Short task = Please rewrite the material starting at its first line and ending at the line containing "marker-label: 3 — [380, 252, 386, 261]", changing "network-icon" to "network-symbol" and keeping everything else the same. Return only those lines.

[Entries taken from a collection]
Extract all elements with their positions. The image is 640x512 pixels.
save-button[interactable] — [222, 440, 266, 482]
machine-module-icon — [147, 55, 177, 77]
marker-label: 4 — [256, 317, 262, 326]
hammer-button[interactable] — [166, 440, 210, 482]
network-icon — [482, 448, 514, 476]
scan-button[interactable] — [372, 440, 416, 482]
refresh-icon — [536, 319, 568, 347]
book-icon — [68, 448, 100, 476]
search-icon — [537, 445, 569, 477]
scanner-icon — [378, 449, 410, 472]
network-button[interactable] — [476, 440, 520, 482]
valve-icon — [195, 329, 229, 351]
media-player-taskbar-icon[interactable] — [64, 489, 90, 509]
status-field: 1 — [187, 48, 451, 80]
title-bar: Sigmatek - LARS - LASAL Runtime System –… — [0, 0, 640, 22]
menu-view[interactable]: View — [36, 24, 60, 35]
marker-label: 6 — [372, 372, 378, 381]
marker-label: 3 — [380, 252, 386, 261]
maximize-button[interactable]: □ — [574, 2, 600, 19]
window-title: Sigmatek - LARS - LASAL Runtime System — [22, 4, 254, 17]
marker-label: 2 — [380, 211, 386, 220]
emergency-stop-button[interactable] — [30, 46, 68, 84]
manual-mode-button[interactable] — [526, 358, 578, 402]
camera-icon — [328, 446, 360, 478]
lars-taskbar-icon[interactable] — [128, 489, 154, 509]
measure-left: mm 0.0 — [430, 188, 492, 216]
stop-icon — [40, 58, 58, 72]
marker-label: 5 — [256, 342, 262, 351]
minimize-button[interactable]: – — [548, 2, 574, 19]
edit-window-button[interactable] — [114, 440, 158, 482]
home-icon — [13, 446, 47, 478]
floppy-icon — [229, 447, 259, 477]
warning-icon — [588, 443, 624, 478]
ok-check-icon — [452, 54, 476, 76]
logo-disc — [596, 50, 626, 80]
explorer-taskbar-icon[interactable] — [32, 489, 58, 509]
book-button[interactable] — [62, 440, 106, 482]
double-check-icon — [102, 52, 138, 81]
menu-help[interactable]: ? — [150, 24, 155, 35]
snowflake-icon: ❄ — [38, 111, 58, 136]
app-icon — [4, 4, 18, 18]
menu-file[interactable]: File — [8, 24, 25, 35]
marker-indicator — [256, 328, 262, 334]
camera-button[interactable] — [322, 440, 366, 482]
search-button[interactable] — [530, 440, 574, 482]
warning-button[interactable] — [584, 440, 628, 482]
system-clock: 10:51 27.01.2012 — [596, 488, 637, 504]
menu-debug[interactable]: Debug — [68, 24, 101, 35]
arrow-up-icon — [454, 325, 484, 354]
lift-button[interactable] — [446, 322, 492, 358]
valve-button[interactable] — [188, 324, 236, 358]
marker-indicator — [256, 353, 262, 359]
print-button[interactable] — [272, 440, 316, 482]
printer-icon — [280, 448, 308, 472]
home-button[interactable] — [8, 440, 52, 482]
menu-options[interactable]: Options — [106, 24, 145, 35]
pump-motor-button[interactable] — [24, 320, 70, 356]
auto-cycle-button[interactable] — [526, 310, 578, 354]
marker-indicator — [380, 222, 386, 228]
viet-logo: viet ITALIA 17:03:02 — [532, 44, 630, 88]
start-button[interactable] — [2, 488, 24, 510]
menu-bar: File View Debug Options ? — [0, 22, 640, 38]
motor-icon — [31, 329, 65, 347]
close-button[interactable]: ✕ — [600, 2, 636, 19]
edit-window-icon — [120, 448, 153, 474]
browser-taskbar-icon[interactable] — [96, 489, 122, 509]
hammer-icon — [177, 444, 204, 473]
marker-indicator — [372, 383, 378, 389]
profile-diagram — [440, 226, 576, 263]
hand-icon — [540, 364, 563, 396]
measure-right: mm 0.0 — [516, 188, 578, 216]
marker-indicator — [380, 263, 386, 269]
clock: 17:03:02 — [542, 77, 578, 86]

Task solution =
Extract all elements with their positions. The image is 640x512 pixels.
save-button[interactable] — [222, 440, 266, 482]
machine-module-icon — [147, 55, 177, 77]
marker-label: 4 — [256, 317, 262, 326]
hammer-button[interactable] — [166, 440, 210, 482]
network-symbol — [482, 448, 514, 476]
scan-button[interactable] — [372, 440, 416, 482]
refresh-icon — [536, 319, 568, 347]
book-icon — [68, 448, 100, 476]
search-icon — [537, 445, 569, 477]
scanner-icon — [378, 449, 410, 472]
network-button[interactable] — [476, 440, 520, 482]
valve-icon — [195, 329, 229, 351]
media-player-taskbar-icon[interactable] — [64, 489, 90, 509]
status-field: 1 — [187, 48, 451, 80]
title-bar: Sigmatek - LARS - LASAL Runtime System –… — [0, 0, 640, 22]
menu-view[interactable]: View — [36, 24, 60, 35]
marker-label: 6 — [372, 372, 378, 381]
marker-label: 3 — [380, 252, 386, 261]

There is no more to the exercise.